[Begin Supplied material]

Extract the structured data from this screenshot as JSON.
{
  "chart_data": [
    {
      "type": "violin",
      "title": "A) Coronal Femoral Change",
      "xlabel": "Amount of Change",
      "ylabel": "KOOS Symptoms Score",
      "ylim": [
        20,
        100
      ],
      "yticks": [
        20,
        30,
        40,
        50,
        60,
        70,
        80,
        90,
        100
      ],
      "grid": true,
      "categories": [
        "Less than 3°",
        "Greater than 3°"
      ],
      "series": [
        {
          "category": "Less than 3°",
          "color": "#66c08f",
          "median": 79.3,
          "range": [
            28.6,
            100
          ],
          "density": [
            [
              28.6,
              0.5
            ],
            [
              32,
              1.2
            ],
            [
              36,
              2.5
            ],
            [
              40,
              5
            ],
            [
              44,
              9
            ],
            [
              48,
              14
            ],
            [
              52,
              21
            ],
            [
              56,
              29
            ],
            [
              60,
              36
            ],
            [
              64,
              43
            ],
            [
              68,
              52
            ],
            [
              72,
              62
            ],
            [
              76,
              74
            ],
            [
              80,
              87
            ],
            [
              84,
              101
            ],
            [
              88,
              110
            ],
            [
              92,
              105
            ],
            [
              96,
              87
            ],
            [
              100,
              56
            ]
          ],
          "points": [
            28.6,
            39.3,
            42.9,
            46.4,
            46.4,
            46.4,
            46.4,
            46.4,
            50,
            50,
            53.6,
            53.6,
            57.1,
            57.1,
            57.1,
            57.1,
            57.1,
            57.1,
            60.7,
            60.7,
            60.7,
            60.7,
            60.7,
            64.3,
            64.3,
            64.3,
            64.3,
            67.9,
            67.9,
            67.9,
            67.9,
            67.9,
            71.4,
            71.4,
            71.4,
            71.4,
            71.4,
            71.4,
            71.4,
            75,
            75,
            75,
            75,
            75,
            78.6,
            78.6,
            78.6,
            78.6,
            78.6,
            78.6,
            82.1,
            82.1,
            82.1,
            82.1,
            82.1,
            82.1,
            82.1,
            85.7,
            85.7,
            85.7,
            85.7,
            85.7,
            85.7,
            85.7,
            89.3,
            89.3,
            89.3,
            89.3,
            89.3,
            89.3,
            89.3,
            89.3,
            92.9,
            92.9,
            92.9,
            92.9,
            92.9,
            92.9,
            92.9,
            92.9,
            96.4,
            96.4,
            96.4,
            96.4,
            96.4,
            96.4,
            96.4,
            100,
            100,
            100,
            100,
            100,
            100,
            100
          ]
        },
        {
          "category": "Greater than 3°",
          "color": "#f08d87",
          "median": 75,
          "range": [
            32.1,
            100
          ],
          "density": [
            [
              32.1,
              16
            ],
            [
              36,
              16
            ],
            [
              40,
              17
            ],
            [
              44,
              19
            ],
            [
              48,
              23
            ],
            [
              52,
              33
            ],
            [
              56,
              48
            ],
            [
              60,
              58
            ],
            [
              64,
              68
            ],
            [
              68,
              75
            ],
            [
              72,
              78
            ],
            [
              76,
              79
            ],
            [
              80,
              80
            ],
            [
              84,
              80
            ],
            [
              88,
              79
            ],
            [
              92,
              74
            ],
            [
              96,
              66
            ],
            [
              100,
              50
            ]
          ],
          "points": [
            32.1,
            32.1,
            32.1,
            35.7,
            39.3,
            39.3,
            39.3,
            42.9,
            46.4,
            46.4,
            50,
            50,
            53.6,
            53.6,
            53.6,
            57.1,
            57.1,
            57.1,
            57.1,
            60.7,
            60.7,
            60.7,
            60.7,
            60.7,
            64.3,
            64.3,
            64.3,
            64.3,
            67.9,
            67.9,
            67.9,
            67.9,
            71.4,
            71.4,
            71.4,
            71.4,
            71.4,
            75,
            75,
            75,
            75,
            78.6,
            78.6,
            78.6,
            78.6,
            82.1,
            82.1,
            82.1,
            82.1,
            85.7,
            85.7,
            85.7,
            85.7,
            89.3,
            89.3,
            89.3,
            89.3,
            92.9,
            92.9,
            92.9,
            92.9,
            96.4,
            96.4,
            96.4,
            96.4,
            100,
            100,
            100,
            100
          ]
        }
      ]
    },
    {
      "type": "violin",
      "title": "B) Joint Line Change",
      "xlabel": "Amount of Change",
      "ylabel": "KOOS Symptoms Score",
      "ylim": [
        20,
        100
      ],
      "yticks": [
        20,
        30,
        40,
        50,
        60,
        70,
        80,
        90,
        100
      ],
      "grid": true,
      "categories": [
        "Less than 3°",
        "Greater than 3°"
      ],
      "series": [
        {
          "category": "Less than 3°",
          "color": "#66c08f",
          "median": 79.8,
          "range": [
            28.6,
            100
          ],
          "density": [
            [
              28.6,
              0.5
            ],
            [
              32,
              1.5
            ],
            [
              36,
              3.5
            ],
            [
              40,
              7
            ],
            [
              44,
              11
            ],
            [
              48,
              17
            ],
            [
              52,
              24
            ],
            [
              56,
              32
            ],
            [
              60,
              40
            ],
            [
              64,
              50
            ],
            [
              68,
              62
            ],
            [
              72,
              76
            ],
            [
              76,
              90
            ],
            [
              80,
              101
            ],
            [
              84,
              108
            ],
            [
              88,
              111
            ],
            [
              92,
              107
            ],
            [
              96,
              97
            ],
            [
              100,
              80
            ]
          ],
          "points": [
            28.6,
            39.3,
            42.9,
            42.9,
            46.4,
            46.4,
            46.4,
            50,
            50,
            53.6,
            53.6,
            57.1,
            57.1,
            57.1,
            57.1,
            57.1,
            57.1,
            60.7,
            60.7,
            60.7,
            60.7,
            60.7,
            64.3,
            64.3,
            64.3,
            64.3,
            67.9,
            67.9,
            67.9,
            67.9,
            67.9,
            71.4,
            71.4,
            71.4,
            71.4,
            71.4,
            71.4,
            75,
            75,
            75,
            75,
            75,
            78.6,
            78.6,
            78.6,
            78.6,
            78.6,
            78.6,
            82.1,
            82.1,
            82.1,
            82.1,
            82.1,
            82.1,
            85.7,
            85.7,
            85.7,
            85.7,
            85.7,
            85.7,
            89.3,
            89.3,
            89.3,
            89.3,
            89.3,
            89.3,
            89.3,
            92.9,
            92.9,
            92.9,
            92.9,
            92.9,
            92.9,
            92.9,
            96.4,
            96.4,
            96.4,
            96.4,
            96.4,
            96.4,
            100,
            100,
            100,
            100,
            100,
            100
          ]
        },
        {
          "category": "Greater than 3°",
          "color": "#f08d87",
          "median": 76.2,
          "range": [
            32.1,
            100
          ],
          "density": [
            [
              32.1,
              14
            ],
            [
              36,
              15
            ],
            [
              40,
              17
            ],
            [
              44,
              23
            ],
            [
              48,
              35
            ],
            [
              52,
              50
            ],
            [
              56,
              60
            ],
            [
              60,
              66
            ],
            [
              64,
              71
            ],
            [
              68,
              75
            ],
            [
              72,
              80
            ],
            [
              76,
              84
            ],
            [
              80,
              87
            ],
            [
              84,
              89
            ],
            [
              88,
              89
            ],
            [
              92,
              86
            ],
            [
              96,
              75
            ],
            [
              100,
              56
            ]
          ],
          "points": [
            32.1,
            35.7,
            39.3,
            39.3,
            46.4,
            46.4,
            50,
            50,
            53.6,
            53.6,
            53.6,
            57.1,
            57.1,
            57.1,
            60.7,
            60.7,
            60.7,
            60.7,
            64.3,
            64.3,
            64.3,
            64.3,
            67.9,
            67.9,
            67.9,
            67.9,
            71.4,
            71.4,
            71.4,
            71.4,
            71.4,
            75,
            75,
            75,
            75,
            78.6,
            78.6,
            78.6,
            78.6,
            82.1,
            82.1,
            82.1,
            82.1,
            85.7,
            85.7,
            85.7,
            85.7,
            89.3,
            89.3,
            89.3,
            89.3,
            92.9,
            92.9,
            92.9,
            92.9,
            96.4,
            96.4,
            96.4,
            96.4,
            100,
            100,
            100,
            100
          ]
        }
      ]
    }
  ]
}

[End Supplied material]

• _Requirements_
Return each line where "median" shows up.

• _Task answer_
          "median": 79.3,
          "median": 75,
          "median": 79.8,
          "median": 76.2,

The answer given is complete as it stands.